§ **BRIEF**
From the smartwatch comfort study summary below, extract the passage verbatim. Begin at the words "Contribution" and stop after "preference prediction models.".

§ **TEXT SECTION**
************

Humans-as-a-sensor for buildings: Intensive longitudinal indoor comfort models
Prageeth Jayathissa, Matias Quintana, Mahmoud Abdelrahman, and Clayton, Miller

TL;DR
This paper introduces a scalable method for collecting detailed longitudinal subjective comfort feedback via smartwatches, and develops classification models that predict occupant preferences based on environmental and physiological data.
Contribution
It presents a novel approach to gather intensive longitudinal comfort data and integrates it with sensor data to improve indoor comfort preference prediction models.
Findings
Achieved up to 86% F1 micro score in noise preference classification.
Collected 4,378 subjective surveys over two weeks from 30 occupants.
Demonstrated how combining subjective feedback with sensor data enhances comfort prediction.

************

§ **RAW DATA**
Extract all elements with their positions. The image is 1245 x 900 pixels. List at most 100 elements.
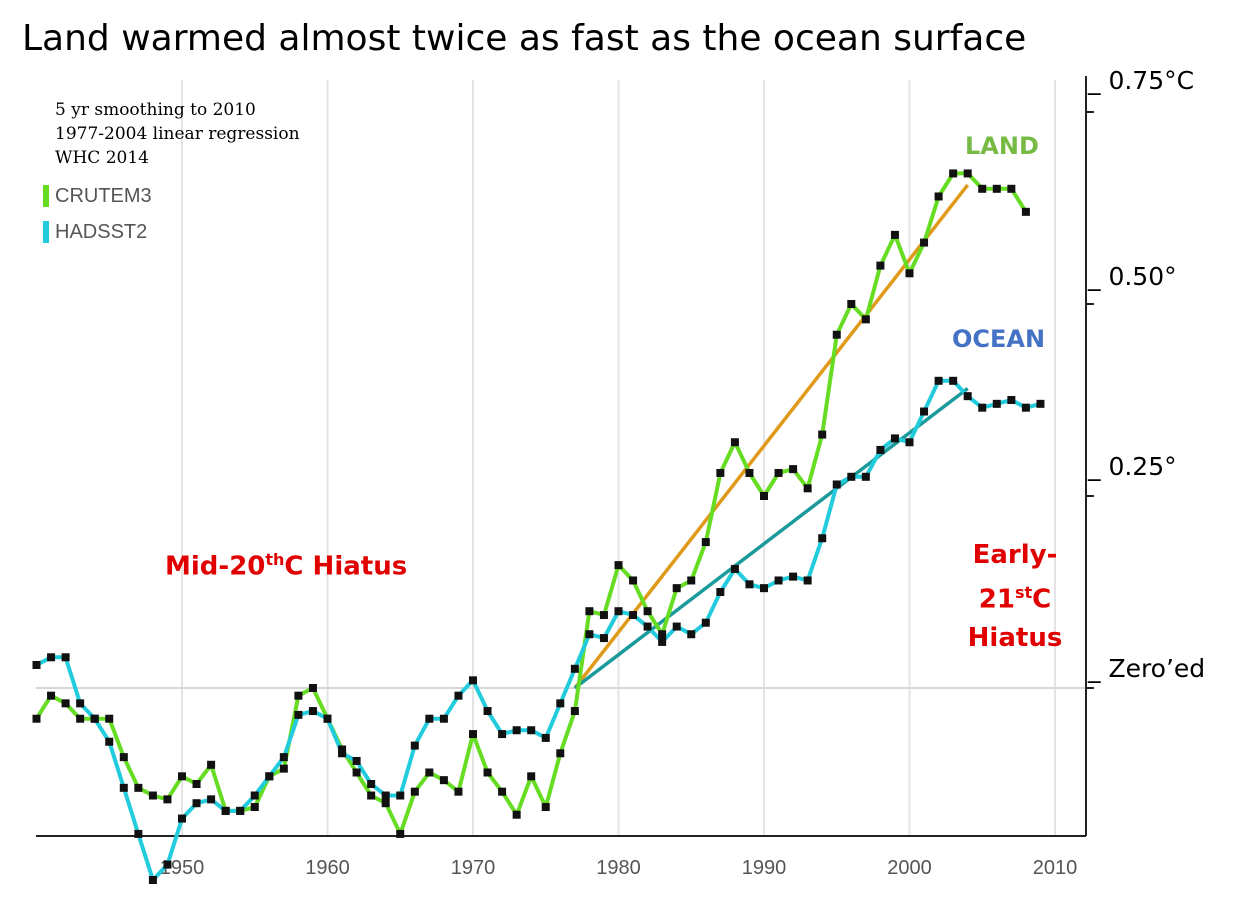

************

§ **WRITTEN RESPONSE**
Contribution
It presents a novel approach to gather intensive longitudinal comfort data and integrates it with sensor data to improve indoor comfort preference prediction models.